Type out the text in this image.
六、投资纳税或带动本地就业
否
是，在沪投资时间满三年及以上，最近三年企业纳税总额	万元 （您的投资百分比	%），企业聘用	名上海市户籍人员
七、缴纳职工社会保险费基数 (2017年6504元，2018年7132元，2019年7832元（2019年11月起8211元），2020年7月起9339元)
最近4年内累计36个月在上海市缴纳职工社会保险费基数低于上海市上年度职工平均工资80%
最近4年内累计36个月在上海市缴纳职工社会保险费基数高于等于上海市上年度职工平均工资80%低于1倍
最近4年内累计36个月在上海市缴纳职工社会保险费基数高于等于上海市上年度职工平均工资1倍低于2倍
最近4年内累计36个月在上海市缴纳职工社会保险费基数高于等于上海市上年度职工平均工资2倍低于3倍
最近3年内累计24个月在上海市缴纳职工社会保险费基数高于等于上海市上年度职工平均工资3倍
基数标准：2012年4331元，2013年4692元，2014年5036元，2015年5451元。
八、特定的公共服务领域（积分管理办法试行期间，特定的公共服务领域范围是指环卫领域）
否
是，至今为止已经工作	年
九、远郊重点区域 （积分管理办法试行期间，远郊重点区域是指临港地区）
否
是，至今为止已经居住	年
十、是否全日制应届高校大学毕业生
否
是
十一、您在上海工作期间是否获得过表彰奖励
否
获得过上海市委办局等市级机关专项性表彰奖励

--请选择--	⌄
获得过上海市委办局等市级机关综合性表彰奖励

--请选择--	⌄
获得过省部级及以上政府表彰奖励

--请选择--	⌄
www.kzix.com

* * * *

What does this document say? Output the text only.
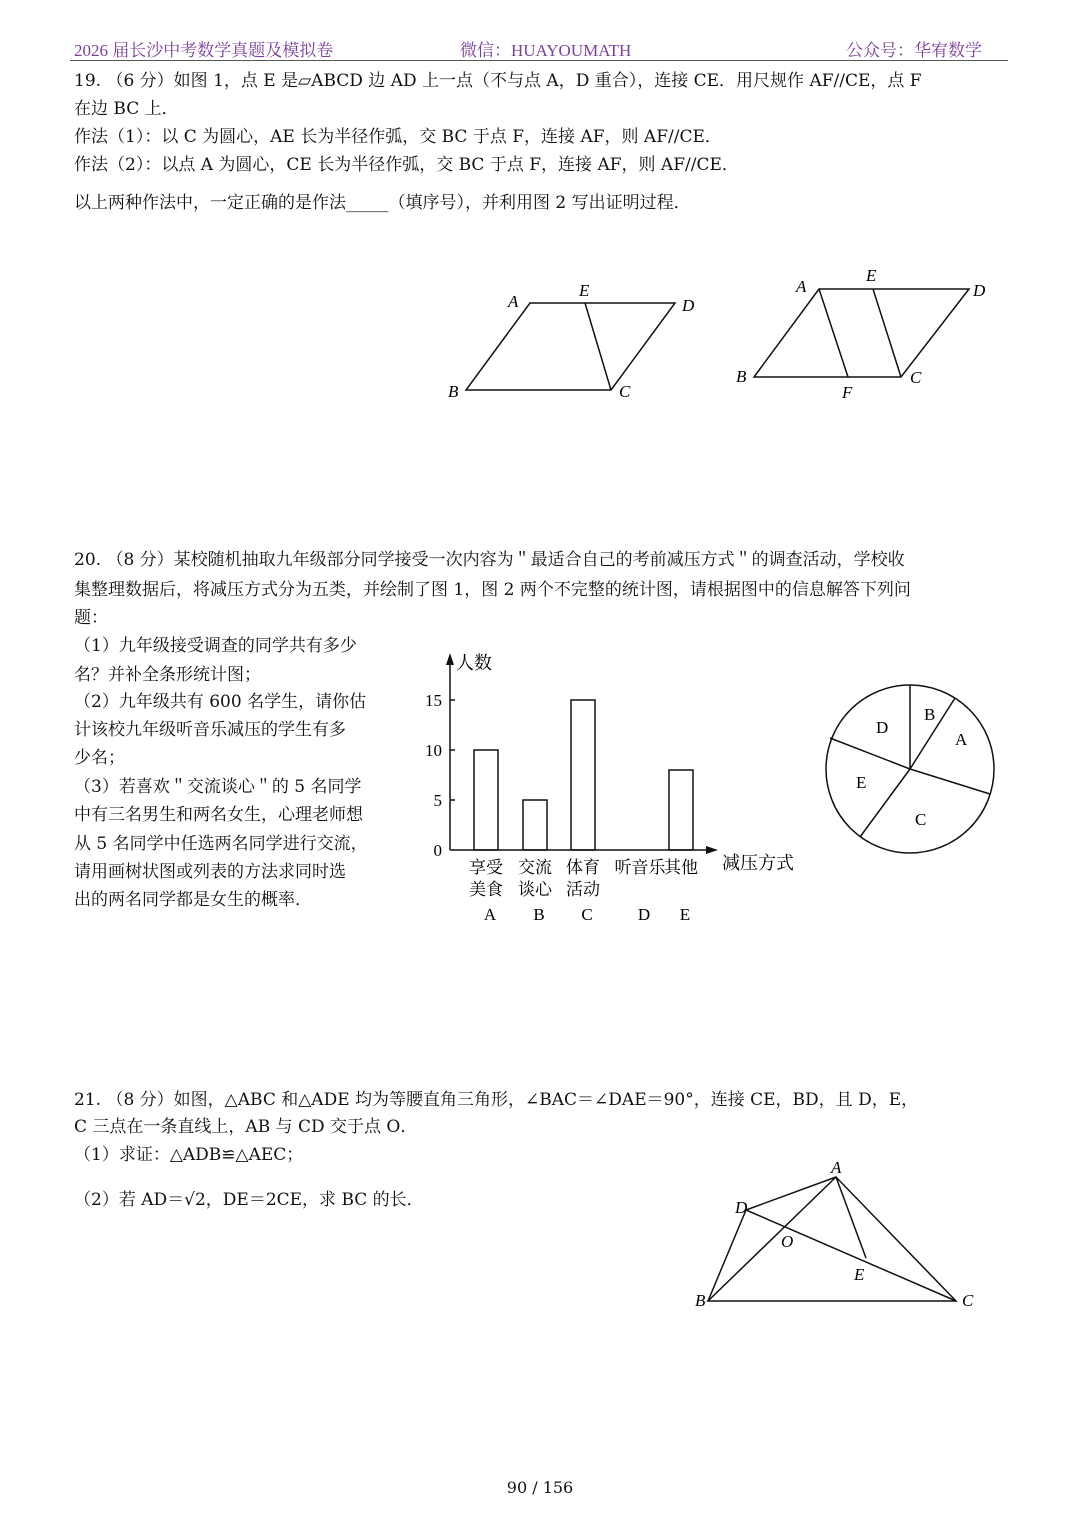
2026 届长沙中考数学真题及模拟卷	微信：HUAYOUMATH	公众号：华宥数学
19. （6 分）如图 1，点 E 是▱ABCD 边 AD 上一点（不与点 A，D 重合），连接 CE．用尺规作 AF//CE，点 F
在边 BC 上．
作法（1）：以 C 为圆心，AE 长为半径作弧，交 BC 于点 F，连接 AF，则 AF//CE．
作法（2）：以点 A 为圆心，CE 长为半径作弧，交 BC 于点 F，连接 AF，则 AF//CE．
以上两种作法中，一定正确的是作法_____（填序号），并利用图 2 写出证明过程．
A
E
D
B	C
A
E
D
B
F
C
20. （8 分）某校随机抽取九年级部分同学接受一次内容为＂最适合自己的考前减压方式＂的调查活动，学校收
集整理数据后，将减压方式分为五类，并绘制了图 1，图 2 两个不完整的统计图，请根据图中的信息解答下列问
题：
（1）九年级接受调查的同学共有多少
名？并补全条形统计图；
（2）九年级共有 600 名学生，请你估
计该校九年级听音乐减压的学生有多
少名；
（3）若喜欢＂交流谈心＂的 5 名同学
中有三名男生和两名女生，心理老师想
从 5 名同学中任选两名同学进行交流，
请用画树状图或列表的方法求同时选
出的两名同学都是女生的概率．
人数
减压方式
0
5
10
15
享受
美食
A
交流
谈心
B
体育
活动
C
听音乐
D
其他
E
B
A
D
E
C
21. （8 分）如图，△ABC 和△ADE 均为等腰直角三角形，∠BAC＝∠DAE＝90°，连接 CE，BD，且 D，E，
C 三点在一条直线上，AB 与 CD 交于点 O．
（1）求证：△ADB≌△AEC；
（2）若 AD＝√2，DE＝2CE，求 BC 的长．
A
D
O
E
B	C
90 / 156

* * * *

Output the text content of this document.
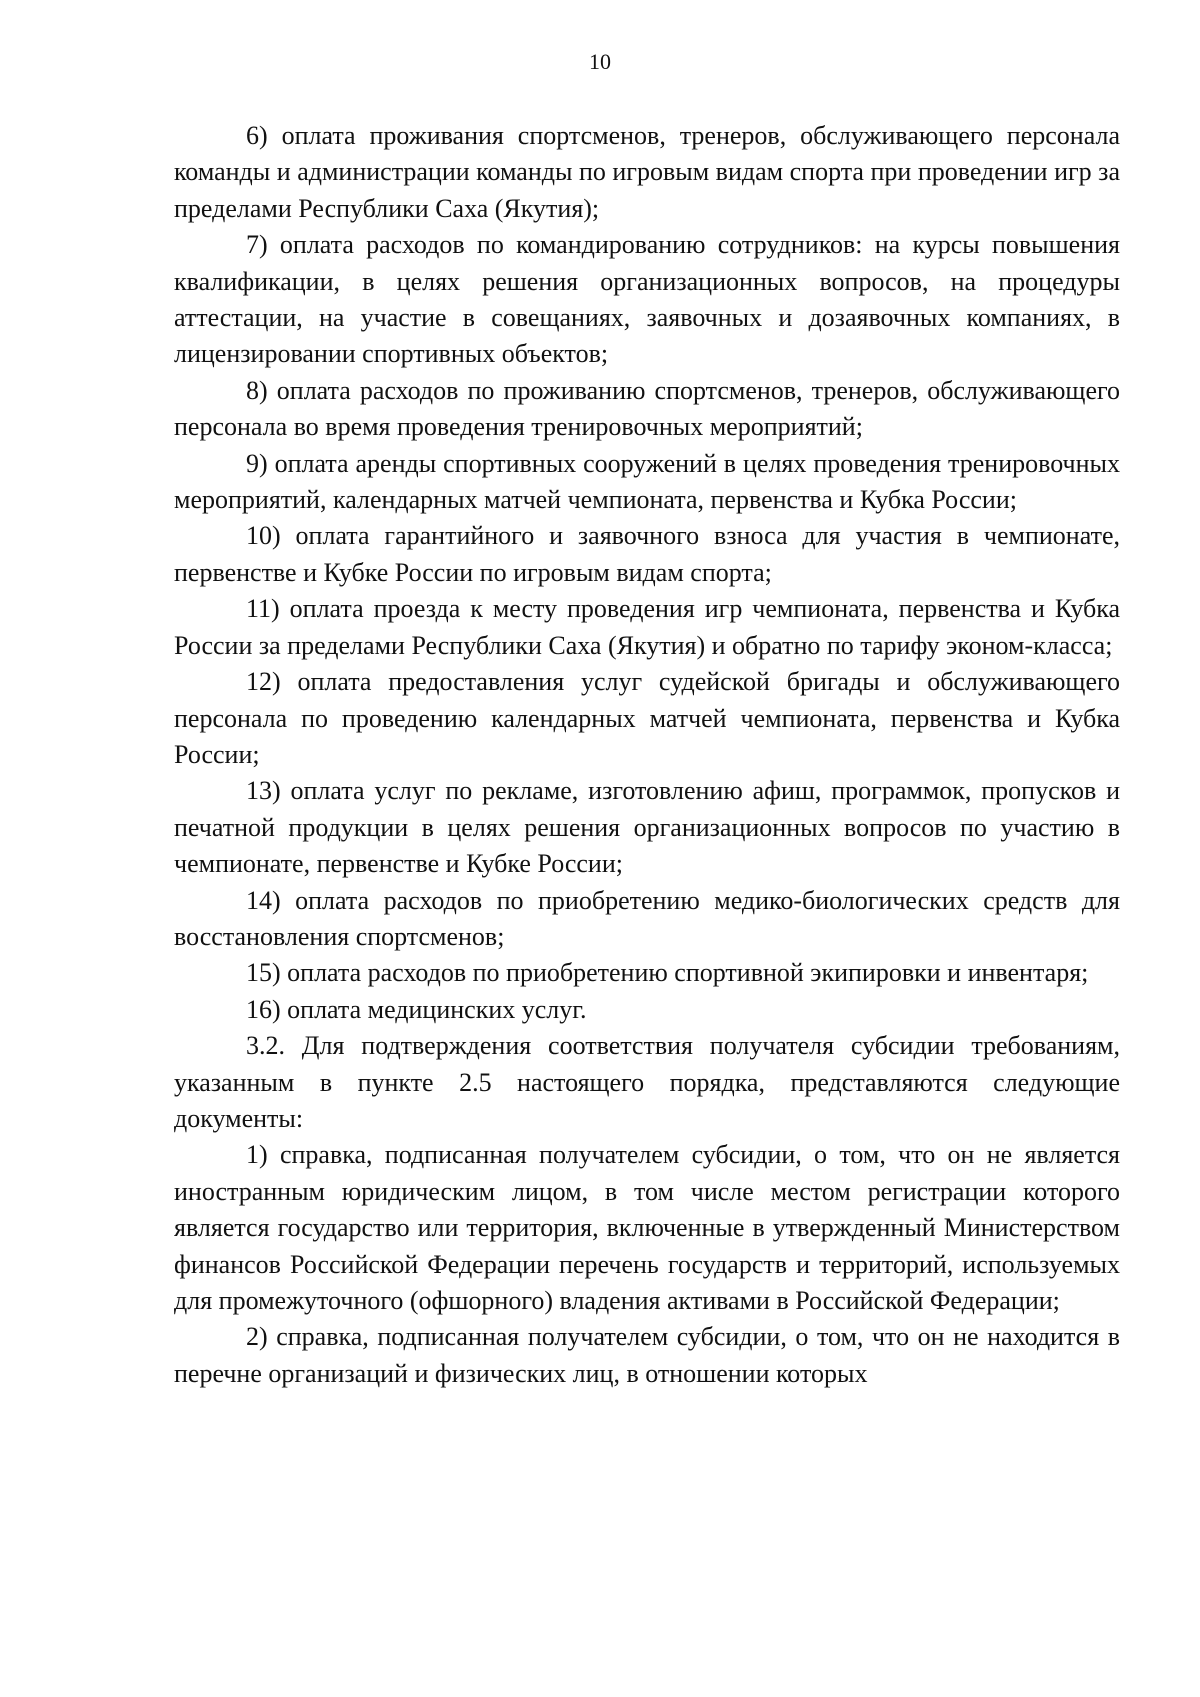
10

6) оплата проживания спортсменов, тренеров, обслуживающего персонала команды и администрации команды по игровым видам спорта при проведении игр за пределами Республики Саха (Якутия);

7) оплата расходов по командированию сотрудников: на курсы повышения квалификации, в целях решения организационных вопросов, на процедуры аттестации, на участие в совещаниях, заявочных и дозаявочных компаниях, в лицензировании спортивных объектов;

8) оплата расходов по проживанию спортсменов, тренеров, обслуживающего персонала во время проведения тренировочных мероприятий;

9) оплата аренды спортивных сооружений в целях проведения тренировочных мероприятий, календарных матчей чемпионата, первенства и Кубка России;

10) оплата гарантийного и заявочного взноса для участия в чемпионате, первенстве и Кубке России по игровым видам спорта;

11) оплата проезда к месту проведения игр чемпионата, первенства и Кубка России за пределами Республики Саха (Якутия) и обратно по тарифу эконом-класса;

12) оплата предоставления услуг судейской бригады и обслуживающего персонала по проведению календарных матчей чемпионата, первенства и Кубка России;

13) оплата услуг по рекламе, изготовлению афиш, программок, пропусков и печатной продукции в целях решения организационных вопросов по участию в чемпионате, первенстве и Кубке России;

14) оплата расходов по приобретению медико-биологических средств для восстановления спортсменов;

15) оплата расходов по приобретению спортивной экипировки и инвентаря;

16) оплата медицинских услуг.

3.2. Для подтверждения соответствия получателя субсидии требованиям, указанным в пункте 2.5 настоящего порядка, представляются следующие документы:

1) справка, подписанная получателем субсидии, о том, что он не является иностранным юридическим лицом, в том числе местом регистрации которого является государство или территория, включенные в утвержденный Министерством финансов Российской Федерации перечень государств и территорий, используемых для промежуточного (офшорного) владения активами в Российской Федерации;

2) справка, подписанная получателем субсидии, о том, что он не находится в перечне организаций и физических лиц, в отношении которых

* * * *

Problem:
Collect, from the material above, every line containing the word "первенства".

Reply:
9) оплата аренды спортивных сооружений в целях проведения тренировочных мероприятий, календарных матчей чемпионата, первенства и Кубка России;
11) оплата проезда к месту проведения игр чемпионата, первенства и Кубка России за пределами Республики Саха (Якутия) и обратно по тарифу эконом-класса;
12) оплата предоставления услуг судейской бригады и обслуживающего персонала по проведению календарных матчей чемпионата, первенства и Кубка России;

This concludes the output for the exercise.